Start SUPPLIED PASSAGE
Cambridge Civic Journal Forum

July 30, 2019

Midsummer Madness – Featured Items on the July 30, 2019 City Council Agenda

Filed under: Cambridge,City Council — Tags: , , , , — Robert Winters @ 12:53 pm

Midsummer Madness – Featured Items on the Tues, July 30, 2019 City Council Agenda

Here’s my first pass at the more interesting stuff.City Hall

On Electric Vehicles and Electric Infrastructure

Manager’s Agenda #22. A communication transmitted from Louis A. DePasquale, City Manager, relative to Awaiting Report Item Numbers 19-13, 19-71 and 19-78, regarding Eversource substation expansion, energy projections and overall update on process.

Manager’s Agenda #23. A communication transmitted from Louis A. DePasquale, City Manager, relative to Awaiting Report Item Number 19-59, regarding exploring a pilot for Level 1 (110V) EV and micromobility charging stations on street light poles throughout the city.

Manager’s Agenda #24. A communication transmitted from Louis A. DePasquale, City Manager, relative to Awaiting Report Item Number 19-07, regarding a report on Boston’s electric vehicle charging station home rule petition and proposed similar language for City Council consideration. [Solicitor opinion] [Home Rule Petition] [Proposed Order]

Manager’s Agenda #25. A communication transmitted from Louis A. DePasquale, City Manager, relative to Awaiting Report Item Number 18-141, regarding a report on safe way to bring power to the curb and across sidewalks to power electric vehicles.

I find these developments interesting in the sense that we’re seeing the future incrementally unfold. It is, however, worth noting that any decrease in the use of fossil fuels for vehicles or in buildings inevitably will lead to greater demand for electricity – at least in the near term, hence the relevance of the expansion of substations, etc. The likelihood that solar panels and rooftop wind turbines will take up the slack is more fantasy than reality.


On Picking Winners in the Cannabis Sweepstakes

Unfinished Business #4. A communication transmitted from Louis A. DePasquale, City Manager, relative to the proposed Cannabis Business Permitting Ordinance. [Draft Ordinance] [Advertised Draft Ordinance] [Zondervan memo] [Kelley Memo]

Committee Report #4. A communication was received from Paula M. Crane, Interim City Clerk, transmitting a report from Councillor Dennis J. Carlone Co-Chair and Councillor Craig A. Kelley, Co-Chair of the Ordinance Committee, for a public hearing held on June 27, 2019 was to continue discussions on a proposed amendment to the Municipal Code to add a new Chapter 5.50 entitled “Cannabis Business Permitting Ordinance.”

The Council will pass something very soon, but I continue to marvel at the degree to which some councillors are trying to pick the winners. Affirmative action is great, but there comes a point where this becomes simple political patronage.


On Preferential Treatment for Certain Developers in Perpetuity

Committee Report #1. A communication was received from Paula M. Crane, Interim City Clerk, transmitting a report from Vice Mayor Jan Devereux, Co-Chair and Councillor Quinton Zondervan, Co-Chair of the Health and Environment Committee for a public hearing held on June 4, 2019 to discuss the proposed 100% Affordable Housing Overlay as it relates to the tree canopy, open space, green space and stormwater management.
End SUPPLIED PASSAGE
### CHALLENGE
According to the council agenda post, on what date did the Health and Environment Committee hold its public hearing on the proposed 100% Affordable Housing Overlay?
Start STORED DATA
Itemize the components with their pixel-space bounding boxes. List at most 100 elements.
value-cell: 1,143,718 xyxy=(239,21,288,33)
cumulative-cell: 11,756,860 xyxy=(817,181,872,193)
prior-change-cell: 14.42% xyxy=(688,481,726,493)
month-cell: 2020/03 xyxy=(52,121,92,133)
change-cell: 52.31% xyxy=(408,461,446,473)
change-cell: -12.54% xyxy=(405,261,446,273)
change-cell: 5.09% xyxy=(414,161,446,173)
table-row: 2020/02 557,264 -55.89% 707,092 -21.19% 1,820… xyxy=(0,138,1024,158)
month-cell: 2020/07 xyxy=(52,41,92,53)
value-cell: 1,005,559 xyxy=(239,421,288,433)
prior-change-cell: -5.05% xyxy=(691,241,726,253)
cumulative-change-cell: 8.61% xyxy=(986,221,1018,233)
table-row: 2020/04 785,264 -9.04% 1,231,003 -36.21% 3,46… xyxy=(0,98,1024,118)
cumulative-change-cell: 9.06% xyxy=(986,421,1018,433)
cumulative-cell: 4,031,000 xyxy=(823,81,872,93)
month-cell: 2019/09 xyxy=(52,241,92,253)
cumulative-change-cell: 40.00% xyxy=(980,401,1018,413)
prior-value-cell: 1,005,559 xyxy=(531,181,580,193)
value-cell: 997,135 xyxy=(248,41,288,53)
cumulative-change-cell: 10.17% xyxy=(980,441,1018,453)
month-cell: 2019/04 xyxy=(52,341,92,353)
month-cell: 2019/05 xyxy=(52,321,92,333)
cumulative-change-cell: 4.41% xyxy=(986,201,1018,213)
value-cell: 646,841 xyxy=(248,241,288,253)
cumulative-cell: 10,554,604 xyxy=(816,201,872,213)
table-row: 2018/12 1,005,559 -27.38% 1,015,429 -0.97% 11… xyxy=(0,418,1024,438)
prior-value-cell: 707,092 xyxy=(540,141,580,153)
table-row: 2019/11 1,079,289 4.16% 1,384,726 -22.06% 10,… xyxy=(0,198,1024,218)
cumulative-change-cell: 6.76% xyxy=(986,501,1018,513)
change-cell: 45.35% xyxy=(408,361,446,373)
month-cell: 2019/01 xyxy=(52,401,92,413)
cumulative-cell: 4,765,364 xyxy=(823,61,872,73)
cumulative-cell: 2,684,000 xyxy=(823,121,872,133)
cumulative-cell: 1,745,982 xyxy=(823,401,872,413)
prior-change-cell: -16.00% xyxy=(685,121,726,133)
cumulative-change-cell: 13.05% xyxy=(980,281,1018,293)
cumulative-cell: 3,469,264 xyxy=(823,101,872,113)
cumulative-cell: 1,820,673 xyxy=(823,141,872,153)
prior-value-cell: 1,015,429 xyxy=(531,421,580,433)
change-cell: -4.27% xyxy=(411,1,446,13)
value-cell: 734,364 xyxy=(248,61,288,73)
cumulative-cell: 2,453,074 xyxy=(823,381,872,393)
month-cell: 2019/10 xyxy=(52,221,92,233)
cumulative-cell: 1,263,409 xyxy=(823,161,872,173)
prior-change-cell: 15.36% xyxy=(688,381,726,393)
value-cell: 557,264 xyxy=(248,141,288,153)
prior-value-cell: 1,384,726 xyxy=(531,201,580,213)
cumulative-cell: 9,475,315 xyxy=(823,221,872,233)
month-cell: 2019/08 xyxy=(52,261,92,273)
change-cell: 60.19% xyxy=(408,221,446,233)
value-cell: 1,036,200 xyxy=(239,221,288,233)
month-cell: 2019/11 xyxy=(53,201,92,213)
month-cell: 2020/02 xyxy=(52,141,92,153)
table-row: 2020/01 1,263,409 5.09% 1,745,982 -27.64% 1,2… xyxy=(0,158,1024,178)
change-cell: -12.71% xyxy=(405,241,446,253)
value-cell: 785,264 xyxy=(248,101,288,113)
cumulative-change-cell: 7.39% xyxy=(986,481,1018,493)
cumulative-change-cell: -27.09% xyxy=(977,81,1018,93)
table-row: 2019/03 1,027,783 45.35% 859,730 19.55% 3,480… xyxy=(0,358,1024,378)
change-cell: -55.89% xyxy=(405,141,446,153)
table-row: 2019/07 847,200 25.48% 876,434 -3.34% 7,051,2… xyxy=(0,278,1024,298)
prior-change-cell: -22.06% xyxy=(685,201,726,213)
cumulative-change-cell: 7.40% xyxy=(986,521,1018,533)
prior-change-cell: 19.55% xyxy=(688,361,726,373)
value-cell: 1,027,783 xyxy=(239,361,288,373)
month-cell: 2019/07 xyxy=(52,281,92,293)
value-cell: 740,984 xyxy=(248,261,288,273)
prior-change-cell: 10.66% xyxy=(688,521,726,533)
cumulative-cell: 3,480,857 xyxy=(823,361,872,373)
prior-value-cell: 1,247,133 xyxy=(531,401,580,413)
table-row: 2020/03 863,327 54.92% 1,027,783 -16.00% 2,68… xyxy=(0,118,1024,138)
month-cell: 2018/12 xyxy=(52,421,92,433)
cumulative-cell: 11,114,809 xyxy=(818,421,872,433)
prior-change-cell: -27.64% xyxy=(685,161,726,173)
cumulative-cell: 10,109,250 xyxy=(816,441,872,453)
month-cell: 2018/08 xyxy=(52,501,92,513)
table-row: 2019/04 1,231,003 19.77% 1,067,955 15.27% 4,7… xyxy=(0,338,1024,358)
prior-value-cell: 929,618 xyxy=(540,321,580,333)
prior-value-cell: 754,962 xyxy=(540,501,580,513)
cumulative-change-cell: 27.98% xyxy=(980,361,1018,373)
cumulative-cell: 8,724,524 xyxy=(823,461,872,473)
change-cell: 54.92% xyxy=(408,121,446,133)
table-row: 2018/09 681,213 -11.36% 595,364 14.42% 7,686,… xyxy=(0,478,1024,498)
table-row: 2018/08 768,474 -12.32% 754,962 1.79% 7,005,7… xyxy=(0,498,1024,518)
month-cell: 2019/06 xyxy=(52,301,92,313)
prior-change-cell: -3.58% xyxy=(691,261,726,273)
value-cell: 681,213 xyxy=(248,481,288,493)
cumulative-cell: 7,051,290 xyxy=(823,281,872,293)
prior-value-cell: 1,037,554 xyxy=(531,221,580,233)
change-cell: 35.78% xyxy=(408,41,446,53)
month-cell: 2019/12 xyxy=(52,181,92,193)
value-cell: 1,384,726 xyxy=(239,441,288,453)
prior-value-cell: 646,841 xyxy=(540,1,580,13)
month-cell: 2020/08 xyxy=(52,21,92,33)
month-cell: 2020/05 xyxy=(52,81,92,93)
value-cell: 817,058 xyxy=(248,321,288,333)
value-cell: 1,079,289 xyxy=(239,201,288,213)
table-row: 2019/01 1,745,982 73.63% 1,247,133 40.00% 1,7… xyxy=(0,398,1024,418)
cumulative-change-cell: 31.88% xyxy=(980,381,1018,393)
End STORED DATA
### WRITTEN RESPONSE
June 4, 2019